── The input ──

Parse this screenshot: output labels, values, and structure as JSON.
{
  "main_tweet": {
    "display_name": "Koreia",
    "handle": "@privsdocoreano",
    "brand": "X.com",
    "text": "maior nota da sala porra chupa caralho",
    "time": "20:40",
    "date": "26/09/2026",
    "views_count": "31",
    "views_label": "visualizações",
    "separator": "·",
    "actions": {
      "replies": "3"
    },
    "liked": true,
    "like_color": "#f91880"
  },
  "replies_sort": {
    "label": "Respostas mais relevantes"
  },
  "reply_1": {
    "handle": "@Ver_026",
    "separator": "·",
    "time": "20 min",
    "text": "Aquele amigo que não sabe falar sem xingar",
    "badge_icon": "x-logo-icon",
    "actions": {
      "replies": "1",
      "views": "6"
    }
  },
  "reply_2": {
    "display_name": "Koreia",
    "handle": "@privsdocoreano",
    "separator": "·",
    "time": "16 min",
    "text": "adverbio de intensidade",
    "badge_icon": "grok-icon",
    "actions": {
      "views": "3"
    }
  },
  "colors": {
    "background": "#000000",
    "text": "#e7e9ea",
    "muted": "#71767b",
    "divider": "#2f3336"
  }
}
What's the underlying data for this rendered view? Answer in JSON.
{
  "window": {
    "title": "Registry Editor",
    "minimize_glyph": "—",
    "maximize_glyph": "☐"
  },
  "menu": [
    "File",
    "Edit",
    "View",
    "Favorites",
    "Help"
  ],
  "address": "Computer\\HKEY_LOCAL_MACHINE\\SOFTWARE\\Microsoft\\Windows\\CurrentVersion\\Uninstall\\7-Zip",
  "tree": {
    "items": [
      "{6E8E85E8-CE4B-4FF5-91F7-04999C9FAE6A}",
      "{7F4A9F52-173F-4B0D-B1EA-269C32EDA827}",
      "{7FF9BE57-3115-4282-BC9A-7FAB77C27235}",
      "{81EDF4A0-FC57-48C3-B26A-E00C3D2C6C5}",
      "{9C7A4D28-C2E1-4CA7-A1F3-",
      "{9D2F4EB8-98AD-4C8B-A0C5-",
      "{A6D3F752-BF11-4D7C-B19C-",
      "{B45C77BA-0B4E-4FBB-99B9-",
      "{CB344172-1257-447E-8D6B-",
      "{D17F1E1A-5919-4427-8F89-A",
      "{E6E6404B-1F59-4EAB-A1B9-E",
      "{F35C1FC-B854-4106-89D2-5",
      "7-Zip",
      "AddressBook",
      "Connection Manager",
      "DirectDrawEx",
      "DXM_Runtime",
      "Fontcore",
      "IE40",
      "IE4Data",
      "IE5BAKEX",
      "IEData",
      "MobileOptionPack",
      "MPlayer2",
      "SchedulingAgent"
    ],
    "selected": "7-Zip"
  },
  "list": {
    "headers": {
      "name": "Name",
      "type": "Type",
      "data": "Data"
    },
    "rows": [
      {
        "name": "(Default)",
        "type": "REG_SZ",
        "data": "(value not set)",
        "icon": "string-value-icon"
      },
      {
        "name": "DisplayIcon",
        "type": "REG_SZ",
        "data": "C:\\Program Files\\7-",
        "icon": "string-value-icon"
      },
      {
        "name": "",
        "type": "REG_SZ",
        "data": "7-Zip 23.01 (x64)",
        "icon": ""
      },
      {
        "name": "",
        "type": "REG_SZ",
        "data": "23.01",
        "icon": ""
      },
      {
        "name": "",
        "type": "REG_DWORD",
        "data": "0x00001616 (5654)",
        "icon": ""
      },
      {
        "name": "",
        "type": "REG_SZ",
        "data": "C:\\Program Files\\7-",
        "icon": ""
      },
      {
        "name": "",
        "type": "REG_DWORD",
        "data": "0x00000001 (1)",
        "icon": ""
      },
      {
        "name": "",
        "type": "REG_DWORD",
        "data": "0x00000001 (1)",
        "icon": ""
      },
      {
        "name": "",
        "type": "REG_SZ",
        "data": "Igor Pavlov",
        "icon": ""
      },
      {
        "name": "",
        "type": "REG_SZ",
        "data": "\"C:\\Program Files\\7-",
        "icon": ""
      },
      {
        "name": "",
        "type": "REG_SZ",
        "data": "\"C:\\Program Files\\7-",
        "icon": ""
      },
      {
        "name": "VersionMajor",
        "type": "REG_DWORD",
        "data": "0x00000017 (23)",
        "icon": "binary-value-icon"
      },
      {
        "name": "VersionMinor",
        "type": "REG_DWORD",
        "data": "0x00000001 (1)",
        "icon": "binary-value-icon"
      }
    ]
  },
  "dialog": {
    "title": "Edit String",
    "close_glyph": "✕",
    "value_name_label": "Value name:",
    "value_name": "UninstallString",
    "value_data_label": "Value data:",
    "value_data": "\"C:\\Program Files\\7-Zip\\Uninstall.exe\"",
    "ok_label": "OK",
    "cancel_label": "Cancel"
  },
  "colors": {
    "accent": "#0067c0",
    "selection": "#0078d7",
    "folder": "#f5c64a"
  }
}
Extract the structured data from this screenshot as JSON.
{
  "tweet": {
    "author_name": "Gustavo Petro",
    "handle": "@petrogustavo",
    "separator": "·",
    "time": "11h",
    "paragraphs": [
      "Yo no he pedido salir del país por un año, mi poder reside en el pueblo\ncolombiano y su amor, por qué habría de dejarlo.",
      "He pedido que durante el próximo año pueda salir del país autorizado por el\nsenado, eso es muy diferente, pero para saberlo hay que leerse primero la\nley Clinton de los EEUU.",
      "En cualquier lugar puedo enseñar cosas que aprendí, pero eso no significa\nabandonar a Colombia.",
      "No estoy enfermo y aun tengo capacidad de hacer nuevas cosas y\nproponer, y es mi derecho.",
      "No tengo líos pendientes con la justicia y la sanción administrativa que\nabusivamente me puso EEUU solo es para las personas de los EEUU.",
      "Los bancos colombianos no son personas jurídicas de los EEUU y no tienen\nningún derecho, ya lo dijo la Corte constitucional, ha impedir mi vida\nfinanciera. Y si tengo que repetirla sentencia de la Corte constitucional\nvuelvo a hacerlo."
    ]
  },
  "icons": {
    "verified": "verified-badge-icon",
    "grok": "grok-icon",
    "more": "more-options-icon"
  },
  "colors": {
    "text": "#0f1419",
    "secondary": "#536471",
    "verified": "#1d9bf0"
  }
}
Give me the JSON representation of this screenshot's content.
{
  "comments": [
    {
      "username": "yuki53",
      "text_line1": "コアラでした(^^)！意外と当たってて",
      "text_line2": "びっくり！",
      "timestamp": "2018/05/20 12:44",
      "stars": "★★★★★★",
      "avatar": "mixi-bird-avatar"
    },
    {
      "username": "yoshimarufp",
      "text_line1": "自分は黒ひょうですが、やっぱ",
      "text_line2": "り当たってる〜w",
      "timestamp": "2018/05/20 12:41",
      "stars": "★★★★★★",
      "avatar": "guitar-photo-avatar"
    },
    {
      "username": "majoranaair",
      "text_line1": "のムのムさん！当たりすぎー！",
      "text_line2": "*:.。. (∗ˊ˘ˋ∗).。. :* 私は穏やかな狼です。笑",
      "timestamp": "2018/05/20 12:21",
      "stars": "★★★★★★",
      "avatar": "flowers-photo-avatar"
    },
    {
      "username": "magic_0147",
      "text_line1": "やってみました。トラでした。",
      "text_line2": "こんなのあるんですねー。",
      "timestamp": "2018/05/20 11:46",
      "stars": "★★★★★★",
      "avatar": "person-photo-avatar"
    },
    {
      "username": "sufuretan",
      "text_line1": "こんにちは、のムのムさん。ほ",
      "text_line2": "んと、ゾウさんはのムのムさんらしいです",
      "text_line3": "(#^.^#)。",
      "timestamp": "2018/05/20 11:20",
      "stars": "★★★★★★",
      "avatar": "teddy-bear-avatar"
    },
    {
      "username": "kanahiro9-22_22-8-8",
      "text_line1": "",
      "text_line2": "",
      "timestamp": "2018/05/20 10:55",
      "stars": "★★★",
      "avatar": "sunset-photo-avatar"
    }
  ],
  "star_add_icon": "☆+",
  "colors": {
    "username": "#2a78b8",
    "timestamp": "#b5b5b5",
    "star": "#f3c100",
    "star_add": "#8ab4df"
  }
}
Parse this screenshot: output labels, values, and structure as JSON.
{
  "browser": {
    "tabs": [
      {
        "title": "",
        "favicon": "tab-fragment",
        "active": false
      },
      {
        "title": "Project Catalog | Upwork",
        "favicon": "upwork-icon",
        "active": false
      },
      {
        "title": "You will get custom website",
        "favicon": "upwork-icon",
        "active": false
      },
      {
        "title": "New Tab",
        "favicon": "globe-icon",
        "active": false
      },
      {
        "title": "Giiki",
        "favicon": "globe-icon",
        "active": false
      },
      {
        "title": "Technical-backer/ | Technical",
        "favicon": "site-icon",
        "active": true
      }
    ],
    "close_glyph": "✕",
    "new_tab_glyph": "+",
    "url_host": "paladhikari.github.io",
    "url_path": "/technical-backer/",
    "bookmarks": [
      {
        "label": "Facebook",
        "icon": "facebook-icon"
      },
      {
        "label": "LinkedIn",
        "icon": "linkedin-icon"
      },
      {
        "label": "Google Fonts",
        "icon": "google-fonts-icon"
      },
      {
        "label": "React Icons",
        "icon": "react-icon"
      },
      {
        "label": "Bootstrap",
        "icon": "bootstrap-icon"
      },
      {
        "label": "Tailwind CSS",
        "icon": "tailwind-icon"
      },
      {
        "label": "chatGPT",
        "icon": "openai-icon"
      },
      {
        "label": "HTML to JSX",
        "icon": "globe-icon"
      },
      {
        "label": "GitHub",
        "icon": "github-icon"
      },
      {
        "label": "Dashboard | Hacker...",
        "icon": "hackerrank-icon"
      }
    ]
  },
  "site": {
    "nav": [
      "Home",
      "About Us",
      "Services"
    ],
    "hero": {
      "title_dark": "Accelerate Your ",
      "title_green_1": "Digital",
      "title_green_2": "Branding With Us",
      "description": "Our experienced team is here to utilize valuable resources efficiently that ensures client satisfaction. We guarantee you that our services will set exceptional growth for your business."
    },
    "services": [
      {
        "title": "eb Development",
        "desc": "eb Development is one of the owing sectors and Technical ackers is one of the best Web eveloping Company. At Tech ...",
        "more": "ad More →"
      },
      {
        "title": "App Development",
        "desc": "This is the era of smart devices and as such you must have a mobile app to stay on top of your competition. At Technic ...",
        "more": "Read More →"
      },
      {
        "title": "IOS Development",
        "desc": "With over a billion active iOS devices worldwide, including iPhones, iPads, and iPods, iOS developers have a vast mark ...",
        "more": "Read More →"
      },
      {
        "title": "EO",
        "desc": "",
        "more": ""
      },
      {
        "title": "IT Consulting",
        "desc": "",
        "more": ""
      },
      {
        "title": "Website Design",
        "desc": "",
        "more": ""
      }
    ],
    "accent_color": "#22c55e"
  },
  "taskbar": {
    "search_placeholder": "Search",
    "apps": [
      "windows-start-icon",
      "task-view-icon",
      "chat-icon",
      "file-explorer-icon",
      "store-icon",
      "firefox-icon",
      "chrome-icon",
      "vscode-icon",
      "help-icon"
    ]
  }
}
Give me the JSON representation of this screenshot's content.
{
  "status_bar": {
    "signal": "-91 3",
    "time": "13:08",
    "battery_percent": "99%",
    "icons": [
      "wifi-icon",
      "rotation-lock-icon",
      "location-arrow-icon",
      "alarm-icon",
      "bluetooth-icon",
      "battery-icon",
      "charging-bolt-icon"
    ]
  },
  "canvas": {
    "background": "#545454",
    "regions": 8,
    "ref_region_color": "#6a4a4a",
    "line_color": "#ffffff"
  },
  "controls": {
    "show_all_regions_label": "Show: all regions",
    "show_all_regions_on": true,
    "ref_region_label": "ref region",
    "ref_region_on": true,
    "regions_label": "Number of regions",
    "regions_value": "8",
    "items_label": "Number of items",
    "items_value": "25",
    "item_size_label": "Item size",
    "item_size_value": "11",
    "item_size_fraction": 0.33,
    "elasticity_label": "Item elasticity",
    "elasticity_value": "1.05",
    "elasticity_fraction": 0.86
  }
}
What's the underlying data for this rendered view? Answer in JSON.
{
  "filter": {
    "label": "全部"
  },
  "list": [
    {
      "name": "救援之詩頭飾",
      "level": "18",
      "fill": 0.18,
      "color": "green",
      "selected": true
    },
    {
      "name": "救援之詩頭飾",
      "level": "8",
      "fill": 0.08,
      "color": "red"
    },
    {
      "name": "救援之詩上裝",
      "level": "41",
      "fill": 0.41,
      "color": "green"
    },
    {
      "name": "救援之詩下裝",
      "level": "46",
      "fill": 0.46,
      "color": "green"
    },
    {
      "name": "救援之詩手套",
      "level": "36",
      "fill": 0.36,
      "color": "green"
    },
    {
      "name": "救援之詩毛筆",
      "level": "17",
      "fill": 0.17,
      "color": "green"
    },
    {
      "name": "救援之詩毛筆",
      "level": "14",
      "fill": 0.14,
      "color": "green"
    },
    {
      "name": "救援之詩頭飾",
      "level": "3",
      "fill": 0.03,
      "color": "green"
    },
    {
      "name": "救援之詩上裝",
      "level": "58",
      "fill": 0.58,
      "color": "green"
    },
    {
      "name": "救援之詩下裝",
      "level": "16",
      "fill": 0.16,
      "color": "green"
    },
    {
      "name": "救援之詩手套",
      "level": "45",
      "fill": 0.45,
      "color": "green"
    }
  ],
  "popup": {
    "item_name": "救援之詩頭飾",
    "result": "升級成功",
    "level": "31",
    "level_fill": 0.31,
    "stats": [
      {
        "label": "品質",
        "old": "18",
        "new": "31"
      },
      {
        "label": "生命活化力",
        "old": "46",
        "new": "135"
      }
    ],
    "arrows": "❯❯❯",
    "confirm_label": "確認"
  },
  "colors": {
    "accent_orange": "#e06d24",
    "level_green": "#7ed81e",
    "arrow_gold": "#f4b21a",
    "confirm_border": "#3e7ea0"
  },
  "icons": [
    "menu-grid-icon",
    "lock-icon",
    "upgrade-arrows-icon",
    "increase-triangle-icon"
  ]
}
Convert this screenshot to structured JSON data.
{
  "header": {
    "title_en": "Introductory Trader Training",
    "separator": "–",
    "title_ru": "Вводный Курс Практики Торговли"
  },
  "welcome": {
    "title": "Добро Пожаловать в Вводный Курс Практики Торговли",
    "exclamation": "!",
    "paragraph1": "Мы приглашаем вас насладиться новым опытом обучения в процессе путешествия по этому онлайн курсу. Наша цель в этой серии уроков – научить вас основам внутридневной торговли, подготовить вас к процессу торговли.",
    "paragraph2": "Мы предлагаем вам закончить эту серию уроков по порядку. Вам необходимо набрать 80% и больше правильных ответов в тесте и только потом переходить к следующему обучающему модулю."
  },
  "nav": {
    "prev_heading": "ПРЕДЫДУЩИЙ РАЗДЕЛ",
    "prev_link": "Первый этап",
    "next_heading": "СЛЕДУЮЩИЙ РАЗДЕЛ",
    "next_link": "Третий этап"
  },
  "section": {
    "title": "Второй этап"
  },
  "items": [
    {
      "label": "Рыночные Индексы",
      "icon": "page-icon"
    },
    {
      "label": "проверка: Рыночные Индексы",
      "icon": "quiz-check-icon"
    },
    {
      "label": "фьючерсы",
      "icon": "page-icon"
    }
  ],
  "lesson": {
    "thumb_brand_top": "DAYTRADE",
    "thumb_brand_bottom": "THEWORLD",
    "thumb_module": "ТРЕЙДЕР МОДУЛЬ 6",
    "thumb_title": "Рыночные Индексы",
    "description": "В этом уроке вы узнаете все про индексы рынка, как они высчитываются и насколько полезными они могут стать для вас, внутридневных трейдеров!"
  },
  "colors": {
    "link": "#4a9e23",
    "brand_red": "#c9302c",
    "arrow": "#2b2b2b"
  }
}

───

> _Exercise details_:
Copy and report every line where the word "backer" is present.

> _Solution below_:
        "title": "Technical-backer/ | Technical",
    "url_path": "/technical-backer/",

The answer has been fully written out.